* _Figure contents as structured data_
.....

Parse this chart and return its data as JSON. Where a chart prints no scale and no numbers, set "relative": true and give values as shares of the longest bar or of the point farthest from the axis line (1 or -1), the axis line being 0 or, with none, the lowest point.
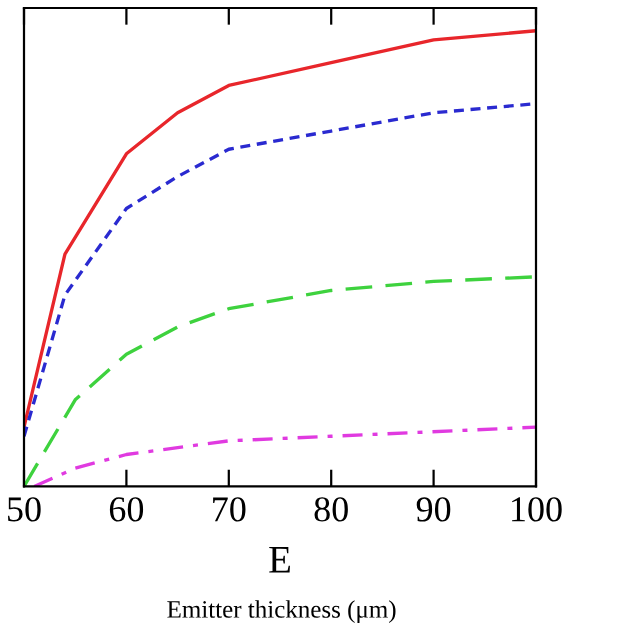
{
  "chart_data": {
    "type": "line",
    "xlabel": "E",
    "annotations": [
      "Emitter thickness (μm)"
    ],
    "relative": true,
    "xlim": [
      50,
      100
    ],
    "xticks": [
      50,
      60,
      70,
      80,
      90,
      100
    ],
    "grid": false,
    "series": [
      {
        "color": "#e8262b",
        "line_style": "solid",
        "x": [
          50,
          54,
          60,
          65,
          70,
          80,
          90,
          100
        ],
        "values": [
          0.13,
          0.51,
          0.73,
          0.82,
          0.88,
          0.93,
          0.98,
          1
        ]
      },
      {
        "color": "#2a2ad0",
        "line_style": "dashed",
        "x": [
          50,
          54,
          60,
          65,
          70,
          80,
          90,
          100
        ],
        "values": [
          0.11,
          0.42,
          0.61,
          0.68,
          0.74,
          0.78,
          0.82,
          0.84
        ]
      },
      {
        "color": "#3ed23e",
        "line_style": "longdash",
        "x": [
          50,
          55,
          60,
          65,
          70,
          80,
          90,
          100
        ],
        "values": [
          0,
          0.19,
          0.29,
          0.35,
          0.39,
          0.43,
          0.45,
          0.46
        ]
      },
      {
        "color": "#e03ae0",
        "line_style": "dashdot",
        "x": [
          51,
          55,
          60,
          70,
          80,
          100
        ],
        "values": [
          0,
          0.04,
          0.07,
          0.1,
          0.11,
          0.13
        ]
      }
    ]
  }
}
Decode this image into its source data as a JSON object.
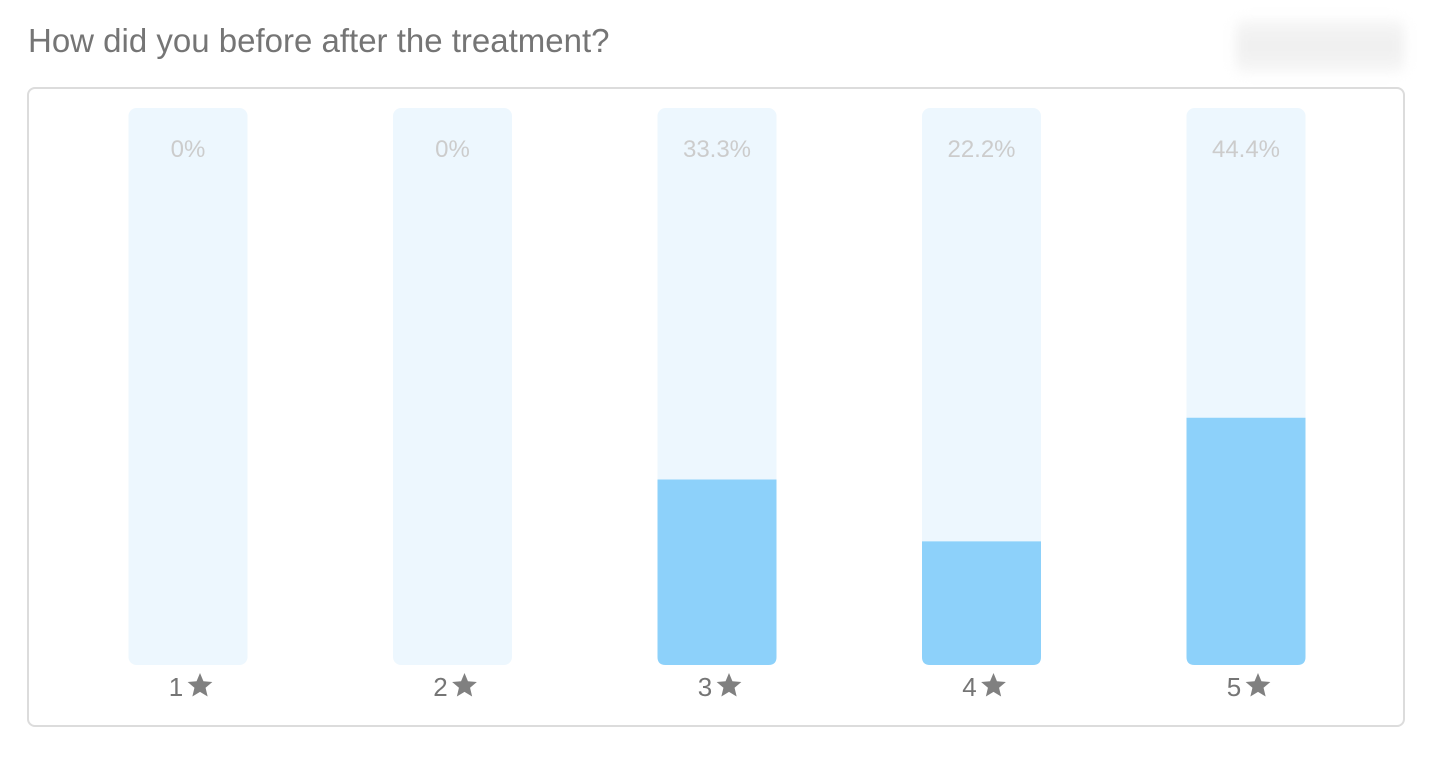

.....

Give all the lines above again, character for character, without pictures.

Parse this chart and return its data as JSON. Where a chart prints no scale and no numbers, set "relative": true and give values as shares of the longest bar or of the point farthest from the axis line (1 or -1), the axis line being 0 or, with none, the lowest point.
{
  "chart_data": {
    "type": "line",
    "xlabel": "E",
    "annotations": [
      "Emitter thickness (μm)"
    ],
    "relative": true,
    "xlim": [
      50,
      100
    ],
    "xticks": [
      50,
      60,
      70,
      80,
      90,
      100
    ],
    "grid": false,
    "series": [
      {
        "color": "#e8262b",
        "line_style": "solid",
        "x": [
          50,
          54,
          60,
          65,
          70,
          80,
          90,
          100
        ],
        "values": [
          0.13,
          0.51,
          0.73,
          0.82,
          0.88,
          0.93,
          0.98,
          1
        ]
      },
      {
        "color": "#2a2ad0",
        "line_style": "dashed",
        "x": [
          50,
          54,
          60,
          65,
          70,
          80,
          90,
          100
        ],
        "values": [
          0.11,
          0.42,
          0.61,
          0.68,
          0.74,
          0.78,
          0.82,
          0.84
        ]
      },
      {
        "color": "#3ed23e",
        "line_style": "longdash",
        "x": [
          50,
          55,
          60,
          65,
          70,
          80,
          90,
          100
        ],
        "values": [
          0,
          0.19,
          0.29,
          0.35,
          0.39,
          0.43,
          0.45,
          0.46
        ]
      },
      {
        "color": "#e03ae0",
        "line_style": "dashdot",
        "x": [
          51,
          55,
          60,
          70,
          80,
          100
        ],
        "values": [
          0,
          0.04,
          0.07,
          0.1,
          0.11,
          0.13
        ]
      }
    ]
  }
}
Decode this image into its source data as a JSON object.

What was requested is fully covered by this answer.